**Article:**
ATA/629/1997 du 14.10.1997 ( PROC ) , IRRECEVABLE

Descripteurs : PROCEDURE ADMINISTRATIVE; REVISION(DECISION); INADVERTANCE MANIFESTE; MOTIVATION DE LA DECISION; ACTION EN RECTIFICATION; ADMINISTRATION DES PREUVES; DECISION D'IRRECEVABILITE; PROC
Normes : LPA.80 litt.c
Résumé : Le fait d'avoir indiqué par erreur, dans un arrêt, qu'un impôt a été payé, ne constitue ni une faute de rédaction, ni une erreur de calcul. Une demande de révision ne peut être admise que si l'inadvertance commise a entraîné une conséquence sur le dispositif du jugement.

 

 

 

 

 

 

 

 

 

 

du 14 octobre 1997

 

 

 

dans la cause

 

 

ADMINISTRATION FISCALE CANTONALE

 

 

 

 

contre

 

 

 

 

Y______

représentée par R.C.R. Regifon S.A., mandataire

 

et

 

ARRET DU TRIBUNAL ADMINISTRATIF DU 1ER JUILLET 1997



EN FAIT

 

 

1. Pour l'exercice fiscal se terminant le 30 juin 1993, la société Y______ (ci-après : la société) a remis à l'administration fiscale cantonale (ci-après : AFC) un bilan et un compte de pertes et profits dont il ressortait, entre autres, un poste pour débiteurs douteux de Frs 15'000.-.

 

Ces documents étaient joints à sa déclaration pour l'impôt 1994.

 

2. Sur la base de ces pièces, l'AFC a notifié à la société le 30 août 1994 un bordereau de taxation calculé sur un bénéfice imposable de Frs 104'176.- et un capital de Frs 50'000.-.

 

L'impôt sur le capital a été payé en temps utile.

 

3. Le 29 décembre 1994, la société a élevé réclamation auprès de l'AFC. Elle lui a envoyé une nouvelle déclaration d'impôts rectifiée, destinée à remplacer celle ayant conduit à l'établissement du bordereau du 30 août 1994. La société a joint un rapport spécial établi par son organe de révision, selon lequel le poste débiteurs douteux aurait dû être porté à Frs 96'000.-, et non pas à Frs 15'000.-.

**Lignes répertoriées:**
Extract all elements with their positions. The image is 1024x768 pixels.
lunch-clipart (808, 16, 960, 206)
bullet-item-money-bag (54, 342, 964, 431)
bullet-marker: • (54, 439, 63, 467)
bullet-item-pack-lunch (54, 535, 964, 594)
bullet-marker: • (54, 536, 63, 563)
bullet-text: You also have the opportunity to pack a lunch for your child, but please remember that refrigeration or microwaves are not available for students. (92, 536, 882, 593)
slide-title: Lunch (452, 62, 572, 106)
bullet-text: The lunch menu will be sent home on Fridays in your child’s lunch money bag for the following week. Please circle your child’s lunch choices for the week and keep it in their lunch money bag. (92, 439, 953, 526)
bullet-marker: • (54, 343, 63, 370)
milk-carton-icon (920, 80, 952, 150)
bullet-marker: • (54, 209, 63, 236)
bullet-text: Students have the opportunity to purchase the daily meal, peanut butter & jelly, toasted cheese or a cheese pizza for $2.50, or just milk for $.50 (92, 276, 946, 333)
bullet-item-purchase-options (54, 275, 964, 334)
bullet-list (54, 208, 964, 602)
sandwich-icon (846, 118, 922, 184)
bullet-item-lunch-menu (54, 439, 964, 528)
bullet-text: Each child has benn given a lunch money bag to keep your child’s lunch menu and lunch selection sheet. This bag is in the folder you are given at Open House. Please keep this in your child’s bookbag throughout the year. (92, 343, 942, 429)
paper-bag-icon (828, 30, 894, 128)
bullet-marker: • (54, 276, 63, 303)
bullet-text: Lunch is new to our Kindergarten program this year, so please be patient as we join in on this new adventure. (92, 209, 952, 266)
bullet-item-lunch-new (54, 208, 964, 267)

**Objectif 1:** D'après le rapport spécial de l'organe de révision mentionné dans l'article, à quel montant le poste débiteurs douteux aurait-il dû être porté ?
**Objectif 2:** Reproduisez tout le passage de l'article, depuis « 3. Le 29 décembre » jusqu'à « à Frs 15'000.-. ».

**Réponse complète 1:** À Frs 96'000.-.

**Réponse complète 2:**
3. Le 29 décembre 1994, la société a élevé réclamation auprès de l'AFC. Elle lui a envoyé une nouvelle déclaration d'impôts rectifiée, destinée à remplacer celle ayant conduit à l'établissement du bordereau du 30 août 1994. La société a joint un rapport spécial établi par son organe de révision, selon lequel le poste débiteurs douteux aurait dû être porté à Frs 96'000.-, et non pas à Frs 15'000.-.